* Stated goal *
Look through the lines below and extract each one that contains "oben".

[start Dataset]

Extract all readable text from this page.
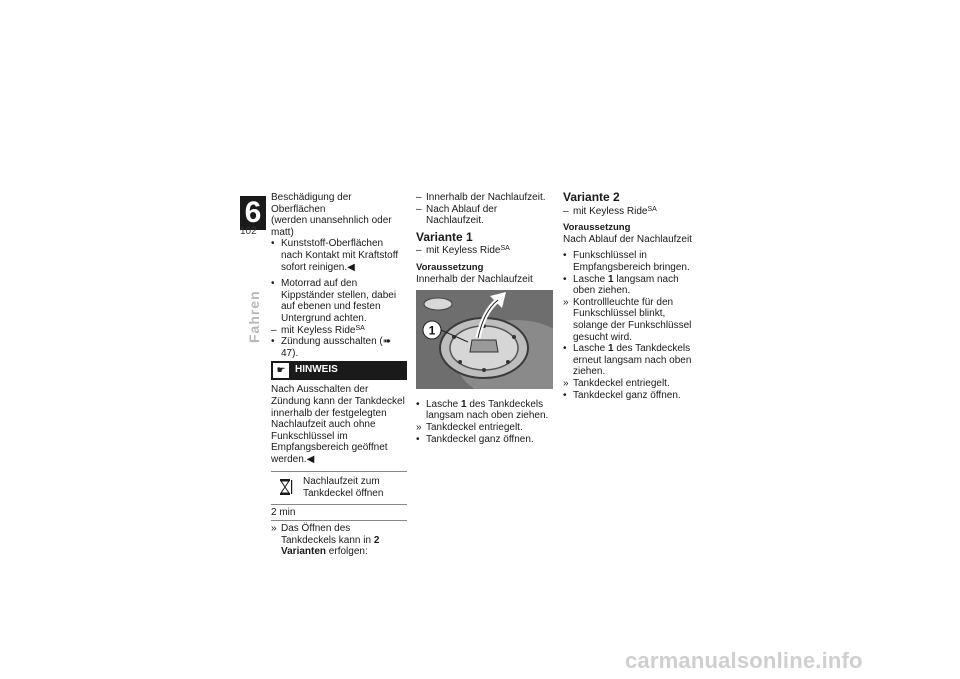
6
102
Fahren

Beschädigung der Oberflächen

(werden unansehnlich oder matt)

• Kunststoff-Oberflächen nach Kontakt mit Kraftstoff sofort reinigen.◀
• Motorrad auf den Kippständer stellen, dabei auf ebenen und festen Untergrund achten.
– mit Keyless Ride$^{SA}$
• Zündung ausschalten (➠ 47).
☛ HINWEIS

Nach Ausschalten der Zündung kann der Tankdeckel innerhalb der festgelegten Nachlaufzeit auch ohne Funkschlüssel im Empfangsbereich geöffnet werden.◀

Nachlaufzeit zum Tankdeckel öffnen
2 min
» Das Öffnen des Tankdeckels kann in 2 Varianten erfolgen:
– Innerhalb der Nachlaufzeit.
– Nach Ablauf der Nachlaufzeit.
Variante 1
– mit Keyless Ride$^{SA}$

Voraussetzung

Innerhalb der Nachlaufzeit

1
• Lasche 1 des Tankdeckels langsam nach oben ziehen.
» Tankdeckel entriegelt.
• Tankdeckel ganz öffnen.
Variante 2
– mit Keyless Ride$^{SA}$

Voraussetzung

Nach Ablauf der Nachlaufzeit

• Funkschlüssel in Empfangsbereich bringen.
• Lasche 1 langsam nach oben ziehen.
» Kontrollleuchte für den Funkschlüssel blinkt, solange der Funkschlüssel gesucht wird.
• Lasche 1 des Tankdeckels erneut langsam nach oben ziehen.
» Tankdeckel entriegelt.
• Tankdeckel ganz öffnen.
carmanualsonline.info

[end Dataset]
[start Dataset]

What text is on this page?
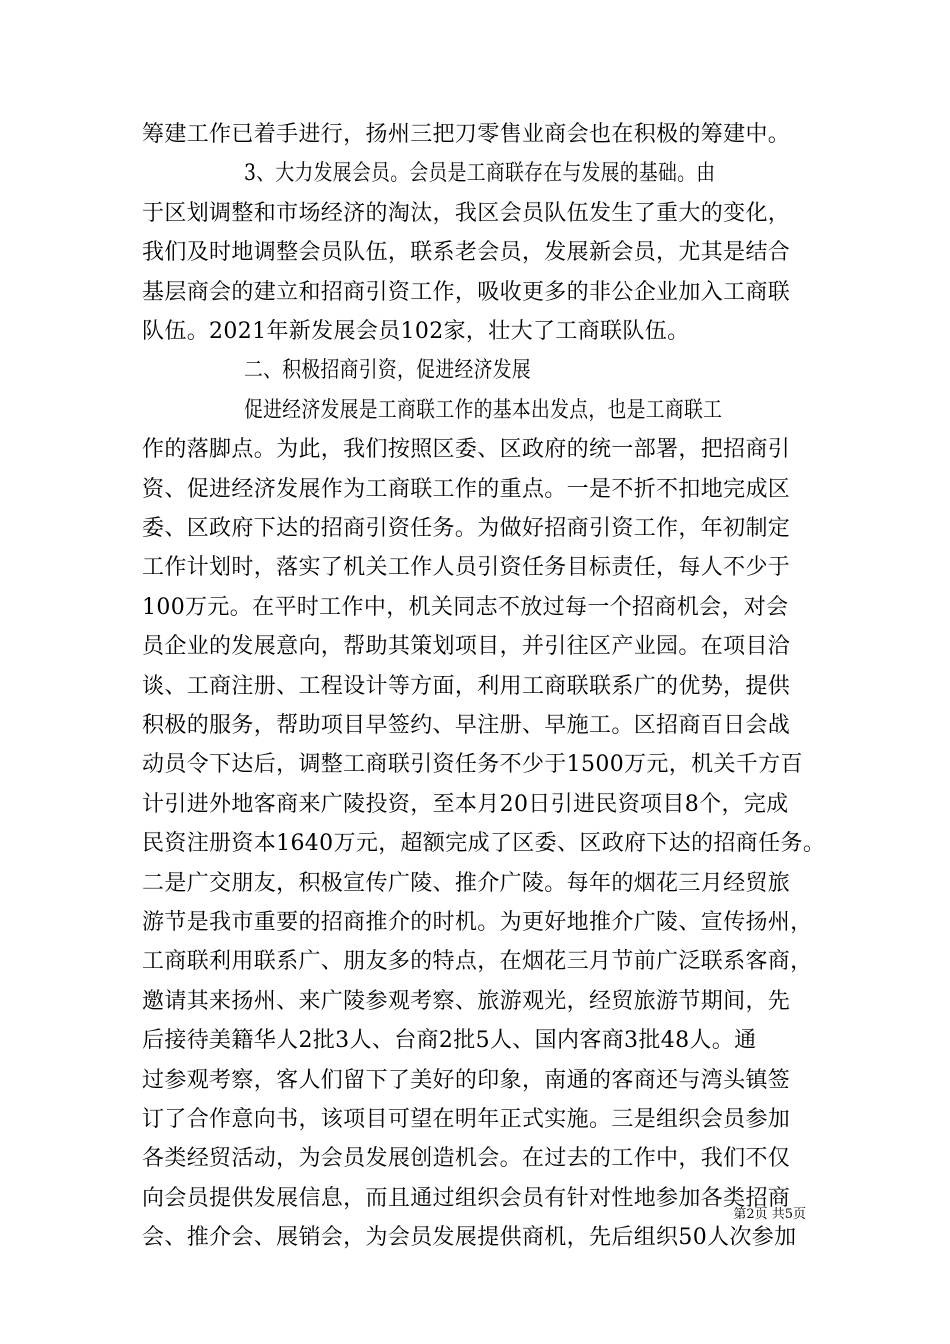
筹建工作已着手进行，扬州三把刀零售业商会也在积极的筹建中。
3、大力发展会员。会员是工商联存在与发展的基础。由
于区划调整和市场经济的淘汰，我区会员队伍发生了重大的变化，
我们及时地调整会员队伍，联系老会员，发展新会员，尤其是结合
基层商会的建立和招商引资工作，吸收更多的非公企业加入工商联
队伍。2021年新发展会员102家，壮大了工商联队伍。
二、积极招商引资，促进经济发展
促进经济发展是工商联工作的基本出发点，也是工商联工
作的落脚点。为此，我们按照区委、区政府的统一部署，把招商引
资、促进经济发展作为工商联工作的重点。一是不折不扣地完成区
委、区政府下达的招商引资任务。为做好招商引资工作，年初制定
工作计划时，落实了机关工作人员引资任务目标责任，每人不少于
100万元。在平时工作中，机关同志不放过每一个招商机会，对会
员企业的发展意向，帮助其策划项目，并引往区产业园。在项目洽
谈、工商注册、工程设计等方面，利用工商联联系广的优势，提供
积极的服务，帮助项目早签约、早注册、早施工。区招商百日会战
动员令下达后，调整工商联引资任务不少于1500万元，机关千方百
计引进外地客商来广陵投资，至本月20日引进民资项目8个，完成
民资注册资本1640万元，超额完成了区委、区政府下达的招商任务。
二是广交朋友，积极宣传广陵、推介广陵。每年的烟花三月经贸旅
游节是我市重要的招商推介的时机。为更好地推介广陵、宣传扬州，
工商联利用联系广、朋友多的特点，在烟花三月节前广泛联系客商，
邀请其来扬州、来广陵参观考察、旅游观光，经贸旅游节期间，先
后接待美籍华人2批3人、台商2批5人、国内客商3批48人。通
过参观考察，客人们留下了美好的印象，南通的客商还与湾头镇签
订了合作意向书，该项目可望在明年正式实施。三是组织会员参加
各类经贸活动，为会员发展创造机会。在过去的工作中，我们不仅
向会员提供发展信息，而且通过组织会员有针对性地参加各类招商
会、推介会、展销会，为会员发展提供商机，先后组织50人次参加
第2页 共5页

[end Dataset]

* Output below *
• Lasche 1 des Tankdeckels langsam nach oben ziehen.
• Lasche 1 langsam nach oben ziehen.
• Lasche 1 des Tankdeckels erneut langsam nach oben ziehen.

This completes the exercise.